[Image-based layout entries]
◇ ◇ ◇ ◇ ◇
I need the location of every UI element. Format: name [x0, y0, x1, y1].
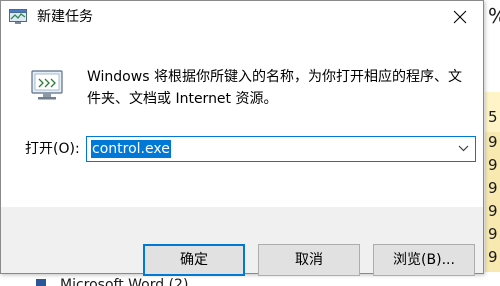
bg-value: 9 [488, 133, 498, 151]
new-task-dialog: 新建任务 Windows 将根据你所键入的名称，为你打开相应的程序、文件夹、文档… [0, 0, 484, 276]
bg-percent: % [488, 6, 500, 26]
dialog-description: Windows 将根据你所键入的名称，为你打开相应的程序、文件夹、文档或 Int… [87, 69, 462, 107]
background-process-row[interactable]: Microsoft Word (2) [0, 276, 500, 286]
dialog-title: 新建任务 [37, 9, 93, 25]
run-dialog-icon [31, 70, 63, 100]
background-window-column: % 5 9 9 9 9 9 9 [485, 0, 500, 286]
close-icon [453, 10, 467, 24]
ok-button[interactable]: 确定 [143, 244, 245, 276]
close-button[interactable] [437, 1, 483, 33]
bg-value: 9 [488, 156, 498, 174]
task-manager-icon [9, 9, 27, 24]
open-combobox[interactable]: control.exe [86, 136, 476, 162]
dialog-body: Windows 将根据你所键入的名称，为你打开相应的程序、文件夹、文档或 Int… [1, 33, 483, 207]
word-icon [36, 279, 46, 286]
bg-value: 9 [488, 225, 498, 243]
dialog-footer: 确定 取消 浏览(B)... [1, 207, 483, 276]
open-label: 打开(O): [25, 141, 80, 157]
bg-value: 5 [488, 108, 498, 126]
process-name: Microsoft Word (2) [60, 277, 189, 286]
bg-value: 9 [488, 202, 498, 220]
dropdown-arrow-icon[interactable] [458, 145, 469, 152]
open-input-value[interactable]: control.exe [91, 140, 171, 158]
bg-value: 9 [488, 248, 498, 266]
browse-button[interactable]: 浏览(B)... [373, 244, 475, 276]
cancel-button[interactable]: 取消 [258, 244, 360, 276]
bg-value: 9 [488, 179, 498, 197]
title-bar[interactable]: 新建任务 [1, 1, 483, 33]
◇ ◇ ◇ ◇ ◇
> [WHAT YOU ARE ASKED TO DO]: Turn all of the material into a Markdown table with the columns Number and Record line, one row per line and blank lines skipped. Leave the pictures out.

> [ANSWER TO THIS TASK]:
| Number | Record line |
|---|---|
| 1 | I need the location of every UI element. Format: name [x0, y0, x1, y1]. |
| 2 | bg-value: 9 [488, 133, 498, 151] |
| 3 | new-task-dialog: 新建任务 Windows 将根据你所键入的名称，为你打开相应的程序、文件夹、文档… [0, 0, 484, 276] |
| 4 | bg-percent: % [488, 6, 500, 26] |
| 5 | dialog-description: Windows 将根据你所键入的名称，为你打开相应的程序、文件夹、文档或 Int… [87, 69, 462, 107] |
| 6 | background-process-row[interactable]: Microsoft Word (2) [0, 276, 500, 286] |
| 7 | dialog-title: 新建任务 [37, 9, 93, 25] |
| 8 | run-dialog-icon [31, 70, 63, 100] |
| 9 | background-window-column: % 5 9 9 9 9 9 9 [485, 0, 500, 286] |
| 10 | close-icon [453, 10, 467, 24] |
| 11 | ok-button[interactable]: 确定 [143, 244, 245, 276] |
| 12 | close-button[interactable] [437, 1, 483, 33] |
| 13 | bg-value: 9 [488, 156, 498, 174] |
| 14 | task-manager-icon [9, 9, 27, 24] |
| 15 | open-combobox[interactable]: control.exe [86, 136, 476, 162] |
| 16 | dialog-body: Windows 将根据你所键入的名称，为你打开相应的程序、文件夹、文档或 Int… [1, 33, 483, 207] |
| 17 | word-icon [36, 279, 46, 286] |
| 18 | bg-value: 9 [488, 225, 498, 243] |
| 19 | dialog-footer: 确定 取消 浏览(B)... [1, 207, 483, 276] |
| 20 | open-label: 打开(O): [25, 141, 80, 157] |
| 21 | bg-value: 5 [488, 108, 498, 126] |
| 22 | process-name: Microsoft Word (2) [60, 277, 189, 286] |
| 23 | bg-value: 9 [488, 202, 498, 220] |
| 24 | dropdown-arrow-icon[interactable] [458, 145, 469, 152] |
| 25 | open-input-value[interactable]: control.exe [91, 140, 171, 158] |
| 26 | bg-value: 9 [488, 248, 498, 266] |
| 27 | browse-button[interactable]: 浏览(B)... [373, 244, 475, 276] |
| 28 | cancel-button[interactable]: 取消 [258, 244, 360, 276] |
| 29 | bg-value: 9 [488, 179, 498, 197] |
| 30 | title-bar[interactable]: 新建任务 [1, 1, 483, 33] |